Supplied records:
========================

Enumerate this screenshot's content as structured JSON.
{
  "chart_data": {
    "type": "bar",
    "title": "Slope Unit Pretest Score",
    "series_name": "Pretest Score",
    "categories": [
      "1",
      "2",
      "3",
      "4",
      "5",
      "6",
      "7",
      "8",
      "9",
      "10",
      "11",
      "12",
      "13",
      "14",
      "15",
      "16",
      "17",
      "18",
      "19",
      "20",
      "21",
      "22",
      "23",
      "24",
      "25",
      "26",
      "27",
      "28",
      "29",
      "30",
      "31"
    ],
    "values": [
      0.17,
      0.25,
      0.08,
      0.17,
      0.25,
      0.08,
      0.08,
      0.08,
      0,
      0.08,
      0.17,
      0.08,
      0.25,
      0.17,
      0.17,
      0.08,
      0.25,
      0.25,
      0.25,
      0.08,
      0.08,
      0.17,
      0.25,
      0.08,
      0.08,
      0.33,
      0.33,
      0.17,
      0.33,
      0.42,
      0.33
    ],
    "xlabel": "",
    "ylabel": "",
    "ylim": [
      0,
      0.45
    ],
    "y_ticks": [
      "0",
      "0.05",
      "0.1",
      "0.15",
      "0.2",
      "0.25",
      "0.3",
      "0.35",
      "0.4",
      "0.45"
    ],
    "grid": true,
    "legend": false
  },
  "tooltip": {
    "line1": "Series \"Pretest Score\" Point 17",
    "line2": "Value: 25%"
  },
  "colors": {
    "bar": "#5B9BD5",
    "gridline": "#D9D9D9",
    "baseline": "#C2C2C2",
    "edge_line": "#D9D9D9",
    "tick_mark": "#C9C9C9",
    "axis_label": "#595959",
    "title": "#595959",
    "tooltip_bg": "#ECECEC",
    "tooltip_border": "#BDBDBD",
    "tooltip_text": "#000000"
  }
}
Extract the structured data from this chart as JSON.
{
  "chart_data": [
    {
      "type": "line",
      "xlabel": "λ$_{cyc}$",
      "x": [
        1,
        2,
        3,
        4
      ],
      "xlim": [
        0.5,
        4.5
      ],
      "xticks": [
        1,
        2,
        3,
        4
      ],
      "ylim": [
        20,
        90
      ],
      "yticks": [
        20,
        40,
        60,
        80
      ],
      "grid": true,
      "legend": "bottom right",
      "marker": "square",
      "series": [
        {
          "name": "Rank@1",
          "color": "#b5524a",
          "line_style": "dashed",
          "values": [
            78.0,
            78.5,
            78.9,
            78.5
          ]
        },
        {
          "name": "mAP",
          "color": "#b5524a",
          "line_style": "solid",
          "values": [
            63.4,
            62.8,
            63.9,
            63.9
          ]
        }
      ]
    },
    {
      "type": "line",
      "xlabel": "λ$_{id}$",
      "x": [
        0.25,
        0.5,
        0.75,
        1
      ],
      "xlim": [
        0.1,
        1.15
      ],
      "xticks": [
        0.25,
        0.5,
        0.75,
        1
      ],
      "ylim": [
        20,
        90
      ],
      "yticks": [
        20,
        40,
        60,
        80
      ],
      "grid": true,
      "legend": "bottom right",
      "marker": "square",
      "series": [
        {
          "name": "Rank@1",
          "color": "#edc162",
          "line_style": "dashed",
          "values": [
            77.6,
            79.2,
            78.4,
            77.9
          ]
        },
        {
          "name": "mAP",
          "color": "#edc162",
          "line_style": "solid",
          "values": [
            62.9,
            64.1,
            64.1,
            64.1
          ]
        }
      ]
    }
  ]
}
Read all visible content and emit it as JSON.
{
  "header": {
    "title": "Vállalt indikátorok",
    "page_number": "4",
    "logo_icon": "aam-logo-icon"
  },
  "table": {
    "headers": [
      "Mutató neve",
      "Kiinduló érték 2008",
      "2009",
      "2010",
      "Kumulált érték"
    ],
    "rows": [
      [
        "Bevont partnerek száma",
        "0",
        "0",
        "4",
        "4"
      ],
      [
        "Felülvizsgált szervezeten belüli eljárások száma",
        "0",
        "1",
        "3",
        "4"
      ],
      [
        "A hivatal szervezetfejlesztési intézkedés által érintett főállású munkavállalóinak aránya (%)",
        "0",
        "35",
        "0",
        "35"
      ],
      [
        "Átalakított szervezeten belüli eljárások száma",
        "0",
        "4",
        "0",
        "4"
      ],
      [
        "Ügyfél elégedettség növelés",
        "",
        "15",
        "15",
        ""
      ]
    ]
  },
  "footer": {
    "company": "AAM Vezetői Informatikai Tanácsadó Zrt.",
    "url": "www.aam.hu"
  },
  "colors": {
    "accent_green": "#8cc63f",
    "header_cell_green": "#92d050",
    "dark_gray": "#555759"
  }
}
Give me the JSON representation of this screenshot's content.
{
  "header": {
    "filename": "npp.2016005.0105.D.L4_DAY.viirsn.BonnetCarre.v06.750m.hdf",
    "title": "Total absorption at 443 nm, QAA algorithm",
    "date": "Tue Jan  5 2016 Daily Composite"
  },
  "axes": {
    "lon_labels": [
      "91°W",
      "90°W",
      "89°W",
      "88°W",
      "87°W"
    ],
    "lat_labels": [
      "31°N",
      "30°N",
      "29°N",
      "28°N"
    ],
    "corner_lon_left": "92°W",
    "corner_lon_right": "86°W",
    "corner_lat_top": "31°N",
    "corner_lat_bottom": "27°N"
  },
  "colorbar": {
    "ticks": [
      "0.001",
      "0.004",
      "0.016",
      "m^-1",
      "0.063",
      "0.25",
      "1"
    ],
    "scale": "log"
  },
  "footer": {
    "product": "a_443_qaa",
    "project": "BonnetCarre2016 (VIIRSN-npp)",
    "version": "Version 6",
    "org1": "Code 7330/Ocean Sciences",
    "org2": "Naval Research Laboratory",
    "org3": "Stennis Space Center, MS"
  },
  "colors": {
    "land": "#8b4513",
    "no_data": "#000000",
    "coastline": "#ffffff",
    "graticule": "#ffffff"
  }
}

========================

Look above for the line containing "Give me the", then transcribe it and all lines after it through the last, exactly and with nothing else.

Task response:
Give me the JSON representation of this screenshot's content.
{
  "header": {
    "filename": "npp.2016005.0105.D.L4_DAY.viirsn.BonnetCarre.v06.750m.hdf",
    "title": "Total absorption at 443 nm, QAA algorithm",
    "date": "Tue Jan  5 2016 Daily Composite"
  },
  "axes": {
    "lon_labels": [
      "91°W",
      "90°W",
      "89°W",
      "88°W",
      "87°W"
    ],
    "lat_labels": [
      "31°N",
      "30°N",
      "29°N",
      "28°N"
    ],
    "corner_lon_left": "92°W",
    "corner_lon_right": "86°W",
    "corner_lat_top": "31°N",
    "corner_lat_bottom": "27°N"
  },
  "colorbar": {
    "ticks": [
      "0.001",
      "0.004",
      "0.016",
      "m^-1",
      "0.063",
      "0.25",
      "1"
    ],
    "scale": "log"
  },
  "footer": {
    "product": "a_443_qaa",
    "project": "BonnetCarre2016 (VIIRSN-npp)",
    "version": "Version 6",
    "org1": "Code 7330/Ocean Sciences",
    "org2": "Naval Research Laboratory",
    "org3": "Stennis Space Center, MS"
  },
  "colors": {
    "land": "#8b4513",
    "no_data": "#000000",
    "coastline": "#ffffff",
    "graticule": "#ffffff"
  }
}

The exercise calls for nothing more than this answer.